# Description of the task:
Below are the entries; state how many of their lines contain the string "name", and nothing more.

──────

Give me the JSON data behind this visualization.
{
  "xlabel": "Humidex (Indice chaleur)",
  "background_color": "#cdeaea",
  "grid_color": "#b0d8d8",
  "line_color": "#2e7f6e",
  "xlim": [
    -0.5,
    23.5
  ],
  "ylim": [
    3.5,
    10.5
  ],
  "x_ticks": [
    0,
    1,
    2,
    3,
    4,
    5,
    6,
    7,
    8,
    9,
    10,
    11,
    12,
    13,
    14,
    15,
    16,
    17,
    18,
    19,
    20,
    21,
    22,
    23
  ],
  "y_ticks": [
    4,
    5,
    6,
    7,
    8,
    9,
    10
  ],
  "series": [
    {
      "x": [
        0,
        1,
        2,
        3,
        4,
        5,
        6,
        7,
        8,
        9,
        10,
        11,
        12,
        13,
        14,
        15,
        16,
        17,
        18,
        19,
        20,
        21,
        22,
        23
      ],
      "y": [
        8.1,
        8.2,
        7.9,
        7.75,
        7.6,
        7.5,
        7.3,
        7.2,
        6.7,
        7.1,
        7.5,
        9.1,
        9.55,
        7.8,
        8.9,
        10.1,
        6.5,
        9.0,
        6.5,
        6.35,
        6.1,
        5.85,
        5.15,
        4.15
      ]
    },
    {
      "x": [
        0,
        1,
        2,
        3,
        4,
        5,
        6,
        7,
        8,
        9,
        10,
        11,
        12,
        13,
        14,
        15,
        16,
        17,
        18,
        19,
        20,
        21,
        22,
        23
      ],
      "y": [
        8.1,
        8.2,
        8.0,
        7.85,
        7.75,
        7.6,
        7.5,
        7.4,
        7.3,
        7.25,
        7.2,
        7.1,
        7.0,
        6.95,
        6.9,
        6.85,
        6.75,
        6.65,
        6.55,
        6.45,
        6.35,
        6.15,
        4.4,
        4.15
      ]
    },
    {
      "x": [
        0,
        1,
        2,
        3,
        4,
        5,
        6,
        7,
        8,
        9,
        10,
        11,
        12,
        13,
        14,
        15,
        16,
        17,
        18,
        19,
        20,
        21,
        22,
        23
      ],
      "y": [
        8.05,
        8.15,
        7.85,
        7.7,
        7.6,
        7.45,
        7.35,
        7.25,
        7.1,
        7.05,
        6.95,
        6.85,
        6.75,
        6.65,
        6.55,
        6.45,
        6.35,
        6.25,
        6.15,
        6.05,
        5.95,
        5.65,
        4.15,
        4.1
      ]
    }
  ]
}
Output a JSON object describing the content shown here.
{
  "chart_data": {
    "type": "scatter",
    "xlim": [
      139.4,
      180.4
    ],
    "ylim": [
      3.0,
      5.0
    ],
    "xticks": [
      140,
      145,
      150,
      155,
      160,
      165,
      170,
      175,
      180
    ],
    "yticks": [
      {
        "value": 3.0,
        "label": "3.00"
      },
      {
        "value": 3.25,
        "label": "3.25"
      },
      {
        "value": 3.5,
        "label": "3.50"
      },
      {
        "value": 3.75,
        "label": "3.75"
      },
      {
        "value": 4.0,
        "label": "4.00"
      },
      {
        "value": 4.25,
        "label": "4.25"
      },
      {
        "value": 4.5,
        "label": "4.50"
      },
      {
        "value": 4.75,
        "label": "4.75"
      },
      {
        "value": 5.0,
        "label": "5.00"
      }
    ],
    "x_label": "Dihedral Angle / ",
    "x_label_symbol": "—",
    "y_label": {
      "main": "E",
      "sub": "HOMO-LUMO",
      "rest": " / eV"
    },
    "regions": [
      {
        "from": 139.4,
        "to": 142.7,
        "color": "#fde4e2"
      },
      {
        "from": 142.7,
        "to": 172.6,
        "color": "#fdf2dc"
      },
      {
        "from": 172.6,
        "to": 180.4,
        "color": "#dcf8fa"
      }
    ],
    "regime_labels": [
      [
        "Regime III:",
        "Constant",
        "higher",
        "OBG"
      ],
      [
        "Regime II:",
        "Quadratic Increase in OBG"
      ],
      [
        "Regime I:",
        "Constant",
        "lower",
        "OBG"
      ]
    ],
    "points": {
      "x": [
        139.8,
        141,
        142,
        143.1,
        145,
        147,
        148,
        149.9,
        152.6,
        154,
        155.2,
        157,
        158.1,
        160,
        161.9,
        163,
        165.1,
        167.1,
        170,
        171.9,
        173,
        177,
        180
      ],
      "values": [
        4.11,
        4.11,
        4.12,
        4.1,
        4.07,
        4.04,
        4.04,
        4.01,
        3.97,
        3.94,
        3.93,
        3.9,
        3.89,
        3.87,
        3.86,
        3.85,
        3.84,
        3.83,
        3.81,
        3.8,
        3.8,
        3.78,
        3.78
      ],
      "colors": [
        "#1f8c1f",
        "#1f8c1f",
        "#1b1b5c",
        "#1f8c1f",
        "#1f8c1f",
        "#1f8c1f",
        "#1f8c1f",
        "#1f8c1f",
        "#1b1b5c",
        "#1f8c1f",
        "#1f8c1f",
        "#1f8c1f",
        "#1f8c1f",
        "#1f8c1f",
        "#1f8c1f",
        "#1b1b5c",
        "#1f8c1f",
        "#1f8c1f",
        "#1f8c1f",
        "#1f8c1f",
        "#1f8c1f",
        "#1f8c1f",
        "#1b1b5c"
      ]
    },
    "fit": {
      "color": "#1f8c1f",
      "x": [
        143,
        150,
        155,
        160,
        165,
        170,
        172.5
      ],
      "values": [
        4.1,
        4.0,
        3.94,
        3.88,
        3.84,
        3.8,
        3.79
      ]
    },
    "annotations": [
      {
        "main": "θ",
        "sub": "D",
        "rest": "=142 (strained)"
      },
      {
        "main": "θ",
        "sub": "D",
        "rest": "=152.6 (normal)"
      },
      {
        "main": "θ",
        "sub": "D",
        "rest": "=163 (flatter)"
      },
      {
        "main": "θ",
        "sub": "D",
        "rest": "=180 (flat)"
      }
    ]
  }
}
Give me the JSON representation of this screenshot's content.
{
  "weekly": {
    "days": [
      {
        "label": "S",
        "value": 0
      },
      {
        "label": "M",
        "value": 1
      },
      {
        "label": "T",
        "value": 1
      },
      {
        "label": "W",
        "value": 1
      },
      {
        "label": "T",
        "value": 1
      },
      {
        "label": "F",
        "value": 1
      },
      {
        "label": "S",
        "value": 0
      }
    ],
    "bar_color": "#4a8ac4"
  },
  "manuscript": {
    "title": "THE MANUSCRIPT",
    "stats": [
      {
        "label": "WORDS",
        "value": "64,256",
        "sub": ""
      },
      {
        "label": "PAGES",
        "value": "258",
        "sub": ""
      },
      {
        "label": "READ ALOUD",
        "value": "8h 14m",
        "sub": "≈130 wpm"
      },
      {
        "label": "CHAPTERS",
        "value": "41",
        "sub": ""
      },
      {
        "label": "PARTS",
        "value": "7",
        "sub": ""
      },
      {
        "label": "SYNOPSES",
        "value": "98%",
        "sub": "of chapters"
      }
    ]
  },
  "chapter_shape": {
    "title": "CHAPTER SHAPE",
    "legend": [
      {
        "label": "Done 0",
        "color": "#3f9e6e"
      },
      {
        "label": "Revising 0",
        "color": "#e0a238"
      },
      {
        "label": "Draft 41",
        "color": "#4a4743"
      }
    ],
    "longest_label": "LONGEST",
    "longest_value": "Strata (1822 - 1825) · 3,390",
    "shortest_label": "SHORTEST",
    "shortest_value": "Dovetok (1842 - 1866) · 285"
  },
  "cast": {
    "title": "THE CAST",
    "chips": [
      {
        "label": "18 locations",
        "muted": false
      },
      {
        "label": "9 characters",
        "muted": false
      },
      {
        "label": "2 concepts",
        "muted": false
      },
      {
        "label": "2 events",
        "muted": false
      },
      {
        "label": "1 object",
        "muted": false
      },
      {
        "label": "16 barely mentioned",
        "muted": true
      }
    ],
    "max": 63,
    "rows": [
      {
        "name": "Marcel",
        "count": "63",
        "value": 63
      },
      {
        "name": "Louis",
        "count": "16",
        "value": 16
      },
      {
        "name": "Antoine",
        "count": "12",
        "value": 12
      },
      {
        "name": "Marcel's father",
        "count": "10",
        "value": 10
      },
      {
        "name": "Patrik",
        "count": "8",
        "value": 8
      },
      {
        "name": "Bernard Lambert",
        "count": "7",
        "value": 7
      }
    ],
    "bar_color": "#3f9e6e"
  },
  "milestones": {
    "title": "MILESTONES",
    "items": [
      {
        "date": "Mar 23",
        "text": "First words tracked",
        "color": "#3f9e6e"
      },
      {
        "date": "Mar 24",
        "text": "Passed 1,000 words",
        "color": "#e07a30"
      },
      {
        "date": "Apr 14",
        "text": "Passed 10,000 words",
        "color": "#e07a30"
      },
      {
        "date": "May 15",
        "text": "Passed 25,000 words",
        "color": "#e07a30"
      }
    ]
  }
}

──────

# Task response:
6